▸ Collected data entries
** START **

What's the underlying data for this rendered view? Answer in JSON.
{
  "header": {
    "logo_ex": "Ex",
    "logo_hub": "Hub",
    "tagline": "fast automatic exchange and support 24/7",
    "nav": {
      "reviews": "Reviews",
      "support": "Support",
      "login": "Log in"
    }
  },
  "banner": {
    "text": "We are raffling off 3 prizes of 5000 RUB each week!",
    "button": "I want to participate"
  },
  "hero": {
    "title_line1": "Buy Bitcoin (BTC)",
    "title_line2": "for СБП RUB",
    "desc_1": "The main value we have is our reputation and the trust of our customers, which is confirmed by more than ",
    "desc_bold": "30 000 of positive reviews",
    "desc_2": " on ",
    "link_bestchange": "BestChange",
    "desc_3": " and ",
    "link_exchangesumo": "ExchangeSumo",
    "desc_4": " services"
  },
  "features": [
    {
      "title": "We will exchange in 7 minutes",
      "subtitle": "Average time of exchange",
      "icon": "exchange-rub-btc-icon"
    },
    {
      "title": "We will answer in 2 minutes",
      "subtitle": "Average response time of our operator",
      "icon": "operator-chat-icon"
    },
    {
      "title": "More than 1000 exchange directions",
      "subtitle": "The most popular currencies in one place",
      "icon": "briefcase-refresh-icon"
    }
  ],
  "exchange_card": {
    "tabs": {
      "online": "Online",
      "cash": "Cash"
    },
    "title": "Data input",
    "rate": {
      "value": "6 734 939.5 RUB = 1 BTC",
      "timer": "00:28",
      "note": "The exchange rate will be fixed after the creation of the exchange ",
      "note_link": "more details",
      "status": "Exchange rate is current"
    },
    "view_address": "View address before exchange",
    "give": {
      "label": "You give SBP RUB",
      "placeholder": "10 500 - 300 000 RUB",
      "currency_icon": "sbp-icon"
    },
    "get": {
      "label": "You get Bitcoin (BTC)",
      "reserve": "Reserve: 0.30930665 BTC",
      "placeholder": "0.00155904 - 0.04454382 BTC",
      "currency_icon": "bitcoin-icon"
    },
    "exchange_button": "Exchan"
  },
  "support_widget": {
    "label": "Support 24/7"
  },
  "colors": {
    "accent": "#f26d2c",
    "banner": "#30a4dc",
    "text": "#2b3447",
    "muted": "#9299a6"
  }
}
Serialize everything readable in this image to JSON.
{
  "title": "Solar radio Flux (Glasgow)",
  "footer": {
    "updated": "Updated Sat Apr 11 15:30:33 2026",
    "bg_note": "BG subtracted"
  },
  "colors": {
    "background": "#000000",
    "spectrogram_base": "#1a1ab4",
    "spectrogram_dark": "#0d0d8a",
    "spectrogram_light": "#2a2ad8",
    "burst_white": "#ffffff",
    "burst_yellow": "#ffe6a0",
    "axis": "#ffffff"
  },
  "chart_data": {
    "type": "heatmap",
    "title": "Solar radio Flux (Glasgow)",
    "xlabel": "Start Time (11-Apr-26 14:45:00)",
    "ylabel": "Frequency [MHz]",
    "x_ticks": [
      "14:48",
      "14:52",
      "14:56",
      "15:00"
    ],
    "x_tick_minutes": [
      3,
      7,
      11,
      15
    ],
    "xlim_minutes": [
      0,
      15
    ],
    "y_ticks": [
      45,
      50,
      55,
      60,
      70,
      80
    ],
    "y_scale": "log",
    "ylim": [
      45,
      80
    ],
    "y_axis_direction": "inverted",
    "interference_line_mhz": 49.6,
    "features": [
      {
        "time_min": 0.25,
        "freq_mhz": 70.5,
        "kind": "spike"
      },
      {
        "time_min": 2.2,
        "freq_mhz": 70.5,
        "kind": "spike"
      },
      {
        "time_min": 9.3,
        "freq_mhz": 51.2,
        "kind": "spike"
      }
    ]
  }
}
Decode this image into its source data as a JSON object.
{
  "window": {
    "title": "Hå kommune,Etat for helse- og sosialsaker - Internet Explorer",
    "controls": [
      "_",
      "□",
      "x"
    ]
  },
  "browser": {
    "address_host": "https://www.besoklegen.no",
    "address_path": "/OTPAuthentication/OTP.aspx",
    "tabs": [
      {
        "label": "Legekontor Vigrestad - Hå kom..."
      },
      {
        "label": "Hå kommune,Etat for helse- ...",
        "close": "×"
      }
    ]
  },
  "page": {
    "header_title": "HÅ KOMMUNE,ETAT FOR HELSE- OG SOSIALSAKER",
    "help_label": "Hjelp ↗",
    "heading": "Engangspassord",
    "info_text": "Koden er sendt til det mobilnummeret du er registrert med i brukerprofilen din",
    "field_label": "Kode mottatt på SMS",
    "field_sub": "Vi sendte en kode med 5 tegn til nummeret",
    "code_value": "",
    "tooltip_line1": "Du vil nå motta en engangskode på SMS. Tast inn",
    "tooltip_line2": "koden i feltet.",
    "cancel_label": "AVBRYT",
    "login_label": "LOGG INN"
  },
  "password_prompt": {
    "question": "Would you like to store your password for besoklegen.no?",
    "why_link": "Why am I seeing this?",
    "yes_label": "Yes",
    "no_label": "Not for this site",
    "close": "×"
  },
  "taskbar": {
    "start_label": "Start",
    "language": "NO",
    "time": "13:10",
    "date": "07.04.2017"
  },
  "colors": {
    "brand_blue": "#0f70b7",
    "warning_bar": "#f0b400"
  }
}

** END **

▸ WHAT YOU ARE ASKED TO DO
Among the lines of the material, find those that hold the word "Flux" and copy them.

▸ RESULT OF THE TASK
  "title": "Solar radio Flux (Glasgow)",
    "title": "Solar radio Flux (Glasgow)",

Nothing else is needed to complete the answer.